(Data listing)
^^^^
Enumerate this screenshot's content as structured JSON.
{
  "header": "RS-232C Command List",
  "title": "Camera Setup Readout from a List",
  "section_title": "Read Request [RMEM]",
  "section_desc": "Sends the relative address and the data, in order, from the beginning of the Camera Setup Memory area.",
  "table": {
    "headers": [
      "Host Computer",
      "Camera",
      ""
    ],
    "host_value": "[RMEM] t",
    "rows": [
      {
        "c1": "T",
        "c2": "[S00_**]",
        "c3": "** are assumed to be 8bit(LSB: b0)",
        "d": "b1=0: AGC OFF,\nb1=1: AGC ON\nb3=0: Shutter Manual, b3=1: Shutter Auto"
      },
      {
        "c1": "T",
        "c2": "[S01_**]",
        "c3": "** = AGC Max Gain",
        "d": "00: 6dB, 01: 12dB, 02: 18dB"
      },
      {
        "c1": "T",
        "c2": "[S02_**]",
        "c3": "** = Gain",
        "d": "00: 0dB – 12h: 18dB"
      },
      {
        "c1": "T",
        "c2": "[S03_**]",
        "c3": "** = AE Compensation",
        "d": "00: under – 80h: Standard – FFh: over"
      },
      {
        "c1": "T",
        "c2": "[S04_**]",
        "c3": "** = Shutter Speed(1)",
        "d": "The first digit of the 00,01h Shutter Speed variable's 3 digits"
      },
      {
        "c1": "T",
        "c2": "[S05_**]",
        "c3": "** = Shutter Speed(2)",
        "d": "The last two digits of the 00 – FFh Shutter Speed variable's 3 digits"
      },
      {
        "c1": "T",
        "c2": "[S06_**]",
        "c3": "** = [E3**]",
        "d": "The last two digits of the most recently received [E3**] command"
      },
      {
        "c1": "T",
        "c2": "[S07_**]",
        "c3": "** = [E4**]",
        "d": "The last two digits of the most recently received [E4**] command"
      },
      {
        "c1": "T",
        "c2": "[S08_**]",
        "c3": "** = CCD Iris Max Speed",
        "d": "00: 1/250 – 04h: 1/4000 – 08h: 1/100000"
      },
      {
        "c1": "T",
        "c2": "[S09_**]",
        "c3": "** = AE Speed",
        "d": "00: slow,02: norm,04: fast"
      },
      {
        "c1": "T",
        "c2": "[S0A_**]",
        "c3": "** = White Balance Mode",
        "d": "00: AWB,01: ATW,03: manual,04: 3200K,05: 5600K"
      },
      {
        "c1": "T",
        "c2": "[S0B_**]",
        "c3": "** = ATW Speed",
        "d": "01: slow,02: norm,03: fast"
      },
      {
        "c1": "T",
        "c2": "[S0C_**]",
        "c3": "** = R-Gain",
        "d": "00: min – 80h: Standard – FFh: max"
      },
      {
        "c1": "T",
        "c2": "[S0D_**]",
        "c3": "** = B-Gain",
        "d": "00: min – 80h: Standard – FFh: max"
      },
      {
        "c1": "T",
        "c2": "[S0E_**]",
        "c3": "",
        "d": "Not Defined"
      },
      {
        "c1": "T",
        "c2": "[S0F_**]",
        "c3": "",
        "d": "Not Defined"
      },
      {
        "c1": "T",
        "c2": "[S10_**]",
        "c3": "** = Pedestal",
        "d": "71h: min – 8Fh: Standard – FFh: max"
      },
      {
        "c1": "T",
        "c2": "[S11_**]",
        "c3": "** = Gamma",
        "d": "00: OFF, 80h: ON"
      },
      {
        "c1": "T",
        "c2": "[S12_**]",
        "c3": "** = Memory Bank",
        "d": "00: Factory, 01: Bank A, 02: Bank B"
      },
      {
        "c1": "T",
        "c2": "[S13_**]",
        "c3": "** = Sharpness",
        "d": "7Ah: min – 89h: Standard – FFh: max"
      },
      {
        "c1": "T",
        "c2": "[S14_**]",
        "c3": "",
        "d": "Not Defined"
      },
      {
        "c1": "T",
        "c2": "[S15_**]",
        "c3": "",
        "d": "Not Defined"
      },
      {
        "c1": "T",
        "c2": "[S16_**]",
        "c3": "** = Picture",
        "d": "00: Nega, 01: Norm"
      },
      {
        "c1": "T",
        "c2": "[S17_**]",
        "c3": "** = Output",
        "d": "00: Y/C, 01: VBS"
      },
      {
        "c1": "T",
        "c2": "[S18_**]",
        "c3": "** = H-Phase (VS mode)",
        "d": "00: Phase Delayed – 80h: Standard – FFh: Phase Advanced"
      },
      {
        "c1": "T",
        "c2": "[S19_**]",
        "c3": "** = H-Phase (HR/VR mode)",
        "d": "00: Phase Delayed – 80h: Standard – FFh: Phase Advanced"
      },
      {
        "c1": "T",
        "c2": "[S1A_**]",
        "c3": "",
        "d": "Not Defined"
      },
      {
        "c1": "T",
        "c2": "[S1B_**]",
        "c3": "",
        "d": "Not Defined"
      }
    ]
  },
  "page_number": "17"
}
^^^^
Directions for this task
Make an exact copy of the material above.

Result below
Enumerate this screenshot's content as structured JSON.
{
  "header": "RS-232C Command List",
  "title": "Camera Setup Readout from a List",
  "section_title": "Read Request [RMEM]",
  "section_desc": "Sends the relative address and the data, in order, from the beginning of the Camera Setup Memory area.",
  "table": {
    "headers": [
      "Host Computer",
      "Camera",
      ""
    ],
    "host_value": "[RMEM] t",
    "rows": [
      {
        "c1": "T",
        "c2": "[S00_**]",
        "c3": "** are assumed to be 8bit(LSB: b0)",
        "d": "b1=0: AGC OFF,\nb1=1: AGC ON\nb3=0: Shutter Manual, b3=1: Shutter Auto"
      },
      {
        "c1": "T",
        "c2": "[S01_**]",
        "c3": "** = AGC Max Gain",
        "d": "00: 6dB, 01: 12dB, 02: 18dB"
      },
      {
        "c1": "T",
        "c2": "[S02_**]",
        "c3": "** = Gain",
        "d": "00: 0dB – 12h: 18dB"
      },
      {
        "c1": "T",
        "c2": "[S03_**]",
        "c3": "** = AE Compensation",
        "d": "00: under – 80h: Standard – FFh: over"
      },
      {
        "c1": "T",
        "c2": "[S04_**]",
        "c3": "** = Shutter Speed(1)",
        "d": "The first digit of the 00,01h Shutter Speed variable's 3 digits"
      },
      {
        "c1": "T",
        "c2": "[S05_**]",
        "c3": "** = Shutter Speed(2)",
        "d": "The last two digits of the 00 – FFh Shutter Speed variable's 3 digits"
      },
      {
        "c1": "T",
        "c2": "[S06_**]",
        "c3": "** = [E3**]",
        "d": "The last two digits of the most recently received [E3**] command"
      },
      {
        "c1": "T",
        "c2": "[S07_**]",
        "c3": "** = [E4**]",
        "d": "The last two digits of the most recently received [E4**] command"
      },
      {
        "c1": "T",
        "c2": "[S08_**]",
        "c3": "** = CCD Iris Max Speed",
        "d": "00: 1/250 – 04h: 1/4000 – 08h: 1/100000"
      },
      {
        "c1": "T",
        "c2": "[S09_**]",
        "c3": "** = AE Speed",
        "d": "00: slow,02: norm,04: fast"
      },
      {
        "c1": "T",
        "c2": "[S0A_**]",
        "c3": "** = White Balance Mode",
        "d": "00: AWB,01: ATW,03: manual,04: 3200K,05: 5600K"
      },
      {
        "c1": "T",
        "c2": "[S0B_**]",
        "c3": "** = ATW Speed",
        "d": "01: slow,02: norm,03: fast"
      },
      {
        "c1": "T",
        "c2": "[S0C_**]",
        "c3": "** = R-Gain",
        "d": "00: min – 80h: Standard – FFh: max"
      },
      {
        "c1": "T",
        "c2": "[S0D_**]",
        "c3": "** = B-Gain",
        "d": "00: min – 80h: Standard – FFh: max"
      },
      {
        "c1": "T",
        "c2": "[S0E_**]",
        "c3": "",
        "d": "Not Defined"
      },
      {
        "c1": "T",
        "c2": "[S0F_**]",
        "c3": "",
        "d": "Not Defined"
      },
      {
        "c1": "T",
        "c2": "[S10_**]",
        "c3": "** = Pedestal",
        "d": "71h: min – 8Fh: Standard – FFh: max"
      },
      {
        "c1": "T",
        "c2": "[S11_**]",
        "c3": "** = Gamma",
        "d": "00: OFF, 80h: ON"
      },
      {
        "c1": "T",
        "c2": "[S12_**]",
        "c3": "** = Memory Bank",
        "d": "00: Factory, 01: Bank A, 02: Bank B"
      },
      {
        "c1": "T",
        "c2": "[S13_**]",
        "c3": "** = Sharpness",
        "d": "7Ah: min – 89h: Standard – FFh: max"
      },
      {
        "c1": "T",
        "c2": "[S14_**]",
        "c3": "",
        "d": "Not Defined"
      },
      {
        "c1": "T",
        "c2": "[S15_**]",
        "c3": "",
        "d": "Not Defined"
      },
      {
        "c1": "T",
        "c2": "[S16_**]",
        "c3": "** = Picture",
        "d": "00: Nega, 01: Norm"
      },
      {
        "c1": "T",
        "c2": "[S17_**]",
        "c3": "** = Output",
        "d": "00: Y/C, 01: VBS"
      },
      {
        "c1": "T",
        "c2": "[S18_**]",
        "c3": "** = H-Phase (VS mode)",
        "d": "00: Phase Delayed – 80h: Standard – FFh: Phase Advanced"
      },
      {
        "c1": "T",
        "c2": "[S19_**]",
        "c3": "** = H-Phase (HR/VR mode)",
        "d": "00: Phase Delayed – 80h: Standard – FFh: Phase Advanced"
      },
      {
        "c1": "T",
        "c2": "[S1A_**]",
        "c3": "",
        "d": "Not Defined"
      },
      {
        "c1": "T",
        "c2": "[S1B_**]",
        "c3": "",
        "d": "Not Defined"
      }
    ]
  },
  "page_number": "17"
}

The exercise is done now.